### INSTRUCTION
Restate each entry word for word, leaving nothing out.

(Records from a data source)
= = = =
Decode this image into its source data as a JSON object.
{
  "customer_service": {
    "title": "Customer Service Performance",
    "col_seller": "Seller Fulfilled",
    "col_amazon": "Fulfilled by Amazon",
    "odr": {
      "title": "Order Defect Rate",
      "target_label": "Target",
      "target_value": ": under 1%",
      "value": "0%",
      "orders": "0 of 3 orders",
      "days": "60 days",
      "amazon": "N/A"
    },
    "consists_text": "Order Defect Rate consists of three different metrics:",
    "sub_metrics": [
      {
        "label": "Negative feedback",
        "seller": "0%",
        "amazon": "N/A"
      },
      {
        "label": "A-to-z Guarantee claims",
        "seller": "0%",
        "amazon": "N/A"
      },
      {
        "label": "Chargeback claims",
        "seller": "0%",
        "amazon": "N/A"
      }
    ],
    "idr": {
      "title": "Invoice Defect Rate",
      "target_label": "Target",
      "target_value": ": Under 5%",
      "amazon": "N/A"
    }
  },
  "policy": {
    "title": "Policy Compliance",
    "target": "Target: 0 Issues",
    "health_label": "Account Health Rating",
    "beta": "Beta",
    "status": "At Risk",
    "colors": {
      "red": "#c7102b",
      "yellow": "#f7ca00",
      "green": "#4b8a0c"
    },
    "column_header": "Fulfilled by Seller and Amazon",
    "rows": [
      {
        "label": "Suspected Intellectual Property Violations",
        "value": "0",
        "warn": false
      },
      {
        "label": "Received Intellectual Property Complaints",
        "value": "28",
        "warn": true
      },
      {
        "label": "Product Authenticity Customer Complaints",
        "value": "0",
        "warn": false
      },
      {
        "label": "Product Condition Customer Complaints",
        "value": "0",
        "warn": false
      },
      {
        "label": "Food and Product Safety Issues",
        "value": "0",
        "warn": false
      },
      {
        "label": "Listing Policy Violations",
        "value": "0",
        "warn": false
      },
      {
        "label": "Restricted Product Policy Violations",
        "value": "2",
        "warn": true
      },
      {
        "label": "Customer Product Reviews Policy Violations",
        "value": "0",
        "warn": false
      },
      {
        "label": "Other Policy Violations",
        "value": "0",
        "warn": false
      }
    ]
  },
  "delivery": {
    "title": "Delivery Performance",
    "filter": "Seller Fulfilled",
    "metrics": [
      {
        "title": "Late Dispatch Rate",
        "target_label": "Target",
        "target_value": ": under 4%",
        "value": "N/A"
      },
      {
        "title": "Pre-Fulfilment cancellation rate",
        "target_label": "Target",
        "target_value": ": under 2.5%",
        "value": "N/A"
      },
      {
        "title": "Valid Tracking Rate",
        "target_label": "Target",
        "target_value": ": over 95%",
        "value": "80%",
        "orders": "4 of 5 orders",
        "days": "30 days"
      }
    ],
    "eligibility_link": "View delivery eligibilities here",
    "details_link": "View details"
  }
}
= = = =
### WRITTEN SOLUTION
Decode this image into its source data as a JSON object.
{
  "customer_service": {
    "title": "Customer Service Performance",
    "col_seller": "Seller Fulfilled",
    "col_amazon": "Fulfilled by Amazon",
    "odr": {
      "title": "Order Defect Rate",
      "target_label": "Target",
      "target_value": ": under 1%",
      "value": "0%",
      "orders": "0 of 3 orders",
      "days": "60 days",
      "amazon": "N/A"
    },
    "consists_text": "Order Defect Rate consists of three different metrics:",
    "sub_metrics": [
      {
        "label": "Negative feedback",
        "seller": "0%",
        "amazon": "N/A"
      },
      {
        "label": "A-to-z Guarantee claims",
        "seller": "0%",
        "amazon": "N/A"
      },
      {
        "label": "Chargeback claims",
        "seller": "0%",
        "amazon": "N/A"
      }
    ],
    "idr": {
      "title": "Invoice Defect Rate",
      "target_label": "Target",
      "target_value": ": Under 5%",
      "amazon": "N/A"
    }
  },
  "policy": {
    "title": "Policy Compliance",
    "target": "Target: 0 Issues",
    "health_label": "Account Health Rating",
    "beta": "Beta",
    "status": "At Risk",
    "colors": {
      "red": "#c7102b",
      "yellow": "#f7ca00",
      "green": "#4b8a0c"
    },
    "column_header": "Fulfilled by Seller and Amazon",
    "rows": [
      {
        "label": "Suspected Intellectual Property Violations",
        "value": "0",
        "warn": false
      },
      {
        "label": "Received Intellectual Property Complaints",
        "value": "28",
        "warn": true
      },
      {
        "label": "Product Authenticity Customer Complaints",
        "value": "0",
        "warn": false
      },
      {
        "label": "Product Condition Customer Complaints",
        "value": "0",
        "warn": false
      },
      {
        "label": "Food and Product Safety Issues",
        "value": "0",
        "warn": false
      },
      {
        "label": "Listing Policy Violations",
        "value": "0",
        "warn": false
      },
      {
        "label": "Restricted Product Policy Violations",
        "value": "2",
        "warn": true
      },
      {
        "label": "Customer Product Reviews Policy Violations",
        "value": "0",
        "warn": false
      },
      {
        "label": "Other Policy Violations",
        "value": "0",
        "warn": false
      }
    ]
  },
  "delivery": {
    "title": "Delivery Performance",
    "filter": "Seller Fulfilled",
    "metrics": [
      {
        "title": "Late Dispatch Rate",
        "target_label": "Target",
        "target_value": ": under 4%",
        "value": "N/A"
      },
      {
        "title": "Pre-Fulfilment cancellation rate",
        "target_label": "Target",
        "target_value": ": under 2.5%",
        "value": "N/A"
      },
      {
        "title": "Valid Tracking Rate",
        "target_label": "Target",
        "target_value": ": over 95%",
        "value": "80%",
        "orders": "4 of 5 orders",
        "days": "30 days"
      }
    ],
    "eligibility_link": "View delivery eligibilities here",
    "details_link": "View details"
  }
}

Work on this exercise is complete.